However, I found that estimated mutual information cannot convegence to real MI which always near 0.6.

It is a little strange that Mine does not work well in higher dimensions. I will write using my note's notation https://github.com/MasanoriYamada/Mine_pytorch/blob/master/note.pdf

The following part is the point of MINE image where image T is neural network. Mine optimize to Δ→0 and KL divergence is scalar Independent of P and Q dimensions. I think Deep Learning is good at estimating scalar label from high dimension.

zhuhaozh commented 5 years ago

Hi @MasanoriYamada , I'm not familiar with MI and I'm very confused with the dimension change and slight code change. Could you please kindly answer for me?

1. the following picture shows the plot when I only change the code to this(change x and y's dimension from 1 to 10):

def gen_x():
    return np.sign(np.random.normal(0., 1., [data_size, 10]))
class Net(nn.Module):
    def __init__(self):
        super(Net, self).__init__()
        self.fc1 = nn.Linear(10, H)
        self.fc2 = nn.Linear(10, H)
        self.fc3 = nn.Linear(H, 1)

    def forward(self, x, y):
        h1 = F.relu((self.fc1(x) + self.fc2(y)))
        h2 = self.fc3(h1)
        return h2

image

2. When I changed the codes slightly(dimension still 1):

class Net(nn.Module):
    def __init__(self):
        super(Net, self).__init__()
        self.fc1 = nn.Linear(1, H)
        self.fc2 = nn.Linear(1, H)
        self.fc3 = nn.Linear(H * 2, 1)# change the in_channle

    def forward(self, x, y):
        # h1 = F.relu((self.fc1(x) + self.fc2(y))) # change this line to the following
        h1 = F.relu(torch.cat((self.fc1(x), self.fc2(y)), dim=1))
        h2 = self.fc3(h1)
        return h2

The plot change to this (estimatied MI almost zero) image

MasanoriYamada commented 5 years ago

@zhuhaozh Sorry for my late reply. I confirmed the same situation. I do not know the cause and investigate(^_^)

Sorry, I'm busy, please wait a few weak.

jeong-tae commented 5 years ago

@zhuhaozh Hi, Is there any progress on this? I am also working on this and I think the traditional MI can not calculate correct MI on more than 2-dimensional variables. You may consider other equation for that. So, real MI that you said is wrong. Maybe neural MI estimator is right...but i am not sure. If you already get muti-dimensional variable mutual information, let me know. I am still finding how to compute this.

## Problems to work on
[1] From the MINE discussion, return the text from "zhuhaozh commented 5" up to and including "self.fc1 = nn.Linear(10, H)".
[2] In the MINE discussion, list every username that appears directly before "commented 5 years ago".
[3] Write what comes next in the MINE discussion, starting after its last sentence.
The records come from a different source than the MINE discussion.

## Record set
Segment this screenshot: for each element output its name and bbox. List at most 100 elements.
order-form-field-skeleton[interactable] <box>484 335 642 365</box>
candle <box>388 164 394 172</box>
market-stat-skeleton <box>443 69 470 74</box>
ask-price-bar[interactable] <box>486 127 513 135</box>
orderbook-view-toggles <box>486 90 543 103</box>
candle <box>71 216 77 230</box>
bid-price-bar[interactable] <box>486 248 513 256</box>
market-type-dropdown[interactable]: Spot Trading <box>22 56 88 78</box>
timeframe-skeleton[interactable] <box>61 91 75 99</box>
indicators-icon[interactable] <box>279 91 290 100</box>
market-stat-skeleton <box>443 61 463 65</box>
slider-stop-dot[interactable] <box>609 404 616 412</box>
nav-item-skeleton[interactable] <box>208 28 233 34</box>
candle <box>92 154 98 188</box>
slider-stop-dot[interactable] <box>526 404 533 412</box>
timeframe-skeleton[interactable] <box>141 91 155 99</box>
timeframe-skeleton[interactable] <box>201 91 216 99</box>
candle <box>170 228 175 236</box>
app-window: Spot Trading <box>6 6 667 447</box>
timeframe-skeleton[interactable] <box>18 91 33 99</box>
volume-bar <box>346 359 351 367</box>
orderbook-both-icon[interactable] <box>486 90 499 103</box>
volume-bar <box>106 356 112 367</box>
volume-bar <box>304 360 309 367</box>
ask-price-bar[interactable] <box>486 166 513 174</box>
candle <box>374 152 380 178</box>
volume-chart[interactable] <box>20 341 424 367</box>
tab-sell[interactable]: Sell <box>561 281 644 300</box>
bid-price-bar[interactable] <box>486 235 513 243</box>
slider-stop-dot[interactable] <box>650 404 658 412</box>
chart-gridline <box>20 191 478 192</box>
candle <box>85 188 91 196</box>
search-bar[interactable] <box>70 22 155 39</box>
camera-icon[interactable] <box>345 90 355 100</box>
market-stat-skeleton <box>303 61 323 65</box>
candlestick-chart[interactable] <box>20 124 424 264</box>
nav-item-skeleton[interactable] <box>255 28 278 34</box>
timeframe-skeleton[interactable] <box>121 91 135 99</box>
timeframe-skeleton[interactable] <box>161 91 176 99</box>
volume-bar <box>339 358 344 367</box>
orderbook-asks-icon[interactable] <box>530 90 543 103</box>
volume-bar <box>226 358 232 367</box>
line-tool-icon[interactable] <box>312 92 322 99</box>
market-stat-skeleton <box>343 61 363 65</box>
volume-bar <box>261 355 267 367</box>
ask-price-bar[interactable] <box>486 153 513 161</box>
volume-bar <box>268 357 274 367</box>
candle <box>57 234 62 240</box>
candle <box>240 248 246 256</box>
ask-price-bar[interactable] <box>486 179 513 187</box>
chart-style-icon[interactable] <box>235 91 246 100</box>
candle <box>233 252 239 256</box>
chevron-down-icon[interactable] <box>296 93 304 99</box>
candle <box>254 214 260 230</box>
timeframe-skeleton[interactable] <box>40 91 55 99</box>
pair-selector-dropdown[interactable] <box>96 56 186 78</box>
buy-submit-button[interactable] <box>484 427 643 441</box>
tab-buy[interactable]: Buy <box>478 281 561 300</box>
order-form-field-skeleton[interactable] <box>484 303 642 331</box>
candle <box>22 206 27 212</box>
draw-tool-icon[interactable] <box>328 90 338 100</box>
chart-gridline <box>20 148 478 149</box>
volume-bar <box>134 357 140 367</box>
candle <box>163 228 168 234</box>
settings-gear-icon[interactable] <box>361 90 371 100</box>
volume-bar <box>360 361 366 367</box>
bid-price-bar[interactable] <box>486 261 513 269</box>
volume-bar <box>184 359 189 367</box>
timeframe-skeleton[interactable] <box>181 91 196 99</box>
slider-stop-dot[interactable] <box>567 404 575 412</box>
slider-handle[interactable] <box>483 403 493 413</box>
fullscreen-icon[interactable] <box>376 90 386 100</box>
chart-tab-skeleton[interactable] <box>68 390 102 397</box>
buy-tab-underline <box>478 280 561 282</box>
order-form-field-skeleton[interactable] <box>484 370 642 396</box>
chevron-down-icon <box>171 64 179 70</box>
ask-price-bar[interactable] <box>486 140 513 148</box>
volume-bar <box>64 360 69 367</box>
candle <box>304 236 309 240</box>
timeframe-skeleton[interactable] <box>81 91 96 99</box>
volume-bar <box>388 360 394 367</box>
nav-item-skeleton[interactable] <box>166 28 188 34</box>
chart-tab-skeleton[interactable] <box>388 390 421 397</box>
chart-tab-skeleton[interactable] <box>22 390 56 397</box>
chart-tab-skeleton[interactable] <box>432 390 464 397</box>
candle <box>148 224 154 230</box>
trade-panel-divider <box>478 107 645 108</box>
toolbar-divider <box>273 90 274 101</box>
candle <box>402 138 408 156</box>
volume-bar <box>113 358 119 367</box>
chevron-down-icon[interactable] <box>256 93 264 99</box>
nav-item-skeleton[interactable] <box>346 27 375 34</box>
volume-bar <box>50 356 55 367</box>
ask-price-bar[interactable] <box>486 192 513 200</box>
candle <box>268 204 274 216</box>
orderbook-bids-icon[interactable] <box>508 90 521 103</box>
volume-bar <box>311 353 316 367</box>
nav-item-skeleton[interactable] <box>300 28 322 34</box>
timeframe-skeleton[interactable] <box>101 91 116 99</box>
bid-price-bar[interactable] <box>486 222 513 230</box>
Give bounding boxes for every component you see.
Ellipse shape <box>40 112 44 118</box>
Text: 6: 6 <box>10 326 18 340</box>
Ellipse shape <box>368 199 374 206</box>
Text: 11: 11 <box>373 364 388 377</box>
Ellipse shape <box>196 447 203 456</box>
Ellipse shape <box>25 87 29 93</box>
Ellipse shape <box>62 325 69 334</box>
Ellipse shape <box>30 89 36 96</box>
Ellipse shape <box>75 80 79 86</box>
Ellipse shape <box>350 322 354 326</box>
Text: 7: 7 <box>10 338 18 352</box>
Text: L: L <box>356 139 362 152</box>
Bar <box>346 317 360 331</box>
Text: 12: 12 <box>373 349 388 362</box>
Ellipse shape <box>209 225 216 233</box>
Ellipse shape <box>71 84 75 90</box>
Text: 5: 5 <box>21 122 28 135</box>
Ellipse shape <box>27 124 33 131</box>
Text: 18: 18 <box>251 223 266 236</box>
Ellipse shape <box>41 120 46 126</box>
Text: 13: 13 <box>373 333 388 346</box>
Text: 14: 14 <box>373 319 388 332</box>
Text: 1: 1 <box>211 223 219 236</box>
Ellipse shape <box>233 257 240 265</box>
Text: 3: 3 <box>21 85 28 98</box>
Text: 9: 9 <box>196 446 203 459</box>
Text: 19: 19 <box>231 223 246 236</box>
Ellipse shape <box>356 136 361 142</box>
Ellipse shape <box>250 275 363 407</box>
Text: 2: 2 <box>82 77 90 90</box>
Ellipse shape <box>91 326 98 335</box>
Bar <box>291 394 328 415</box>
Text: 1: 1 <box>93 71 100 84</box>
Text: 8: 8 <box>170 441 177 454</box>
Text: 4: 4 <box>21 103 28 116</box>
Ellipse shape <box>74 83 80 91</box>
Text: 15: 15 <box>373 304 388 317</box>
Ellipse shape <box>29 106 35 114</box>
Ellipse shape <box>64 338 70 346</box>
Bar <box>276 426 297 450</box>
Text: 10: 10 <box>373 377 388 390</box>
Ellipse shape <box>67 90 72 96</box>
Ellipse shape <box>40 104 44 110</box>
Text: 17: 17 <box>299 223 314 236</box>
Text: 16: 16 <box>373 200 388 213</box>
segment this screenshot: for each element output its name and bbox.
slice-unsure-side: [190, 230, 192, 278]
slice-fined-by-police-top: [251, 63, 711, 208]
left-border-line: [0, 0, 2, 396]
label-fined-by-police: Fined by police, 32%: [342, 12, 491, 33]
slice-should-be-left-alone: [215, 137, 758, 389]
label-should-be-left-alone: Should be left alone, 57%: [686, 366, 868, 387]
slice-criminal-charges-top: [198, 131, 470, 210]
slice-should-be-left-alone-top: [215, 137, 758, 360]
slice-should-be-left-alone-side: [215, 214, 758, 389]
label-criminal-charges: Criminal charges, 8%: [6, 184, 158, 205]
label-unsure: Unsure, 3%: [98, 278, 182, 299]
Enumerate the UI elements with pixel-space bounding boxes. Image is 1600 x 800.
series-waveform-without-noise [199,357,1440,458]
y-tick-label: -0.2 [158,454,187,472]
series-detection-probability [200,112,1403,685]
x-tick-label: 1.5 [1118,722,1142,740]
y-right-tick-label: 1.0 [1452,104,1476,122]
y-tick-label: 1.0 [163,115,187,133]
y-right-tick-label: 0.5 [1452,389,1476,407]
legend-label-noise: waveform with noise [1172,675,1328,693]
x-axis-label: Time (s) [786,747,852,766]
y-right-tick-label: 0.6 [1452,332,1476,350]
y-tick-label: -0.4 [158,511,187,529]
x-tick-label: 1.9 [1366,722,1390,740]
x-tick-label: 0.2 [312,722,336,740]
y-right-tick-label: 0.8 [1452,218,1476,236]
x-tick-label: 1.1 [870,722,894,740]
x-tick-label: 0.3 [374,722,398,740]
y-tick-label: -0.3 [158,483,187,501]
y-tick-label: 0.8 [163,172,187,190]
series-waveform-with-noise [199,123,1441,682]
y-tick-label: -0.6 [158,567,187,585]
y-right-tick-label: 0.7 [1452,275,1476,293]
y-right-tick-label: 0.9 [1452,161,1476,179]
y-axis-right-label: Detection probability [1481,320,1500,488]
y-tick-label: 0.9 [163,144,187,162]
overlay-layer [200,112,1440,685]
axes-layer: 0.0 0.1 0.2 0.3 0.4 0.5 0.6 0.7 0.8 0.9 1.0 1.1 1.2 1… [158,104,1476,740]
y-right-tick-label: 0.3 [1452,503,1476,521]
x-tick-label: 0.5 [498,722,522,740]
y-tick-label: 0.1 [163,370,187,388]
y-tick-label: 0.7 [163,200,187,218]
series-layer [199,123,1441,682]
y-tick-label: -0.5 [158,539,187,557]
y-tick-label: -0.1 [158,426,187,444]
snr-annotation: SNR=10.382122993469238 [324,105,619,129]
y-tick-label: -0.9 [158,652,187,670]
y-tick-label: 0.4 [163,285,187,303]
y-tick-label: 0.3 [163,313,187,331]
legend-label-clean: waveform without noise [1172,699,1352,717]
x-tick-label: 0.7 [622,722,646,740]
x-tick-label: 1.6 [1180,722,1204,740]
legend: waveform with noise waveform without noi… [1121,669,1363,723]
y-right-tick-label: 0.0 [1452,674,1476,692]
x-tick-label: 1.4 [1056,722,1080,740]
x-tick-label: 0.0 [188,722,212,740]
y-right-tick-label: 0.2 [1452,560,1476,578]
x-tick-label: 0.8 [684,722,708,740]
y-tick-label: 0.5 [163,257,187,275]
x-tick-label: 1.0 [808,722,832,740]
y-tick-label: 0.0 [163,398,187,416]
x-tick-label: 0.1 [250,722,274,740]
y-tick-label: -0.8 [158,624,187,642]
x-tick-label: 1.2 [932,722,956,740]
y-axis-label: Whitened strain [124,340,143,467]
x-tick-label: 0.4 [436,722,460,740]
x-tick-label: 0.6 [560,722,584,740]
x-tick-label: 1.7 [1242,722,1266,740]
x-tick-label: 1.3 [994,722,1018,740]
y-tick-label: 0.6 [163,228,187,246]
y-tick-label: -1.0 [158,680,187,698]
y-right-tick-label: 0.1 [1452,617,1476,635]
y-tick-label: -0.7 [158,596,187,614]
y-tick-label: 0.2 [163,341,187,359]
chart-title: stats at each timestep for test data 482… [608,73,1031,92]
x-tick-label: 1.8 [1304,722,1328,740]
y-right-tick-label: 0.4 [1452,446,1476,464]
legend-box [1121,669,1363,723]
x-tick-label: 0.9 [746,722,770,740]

## Results for the exercise
[1]
zhuhaozh commented 5 years ago

Hi @MasanoriYamada , I'm not familiar with MI and I'm very confused with the dimension change and slight code change. Could you please kindly answer for me?

1. the following picture shows the plot when I only change the code to this(change x and y's dimension from 1 to 10):

def gen_x():
    return np.sign(np.random.normal(0., 1., [data_size, 10]))
class Net(nn.Module):
    def __init__(self):
        super(Net, self).__init__()
        self.fc1 = nn.Linear(10, H)

[2]
zhuhaozh
MasanoriYamada
jeong-tae

[3]
zhuhaozh commented 5 years ago

@jeong-tae I am still not sure about how to calculate MI by traditional way. But I found the code implement by MINE's author, and I reimplemented that code for my project. As their paper reports, it can estimate MI for the multi-dimensional variable...

jeong-tae commented 5 years ago

@zhuhaozh Sure, the MINE can compute multi-dimensional variable case as well. For traditional way, you have to use multivariate normal distribution pdf instead of uni-variate normal distribution pdf. I am not 100% sure, i am not a mathematics expert. but seems reasonable.

tiagoCuervo commented 5 years ago

@jeong-tae I am still not sure about how to calculate MI by traditional way. But I found the code implement by MINE's author, and I reimplemented that code for my project. As their paper reports, it can estimate MI for the multi-dimensional variable...

Hi! So, using the code from MINE's author based on the JD-Divergence you were able to estimate MINE for multi-dimensional variables? I haven't been able to correctly approximate even the one-dimensional case with their implementation, do you have a repository to check your code? Thank you

DorisxinDU commented 4 years ago

@jeong-tae I am still not sure about how to calculate MI by traditional way. But I found the code implement by MINE's author, and I reimplemented that code for my project. As their paper reports, it can estimate MI for the multi-dimensional variable...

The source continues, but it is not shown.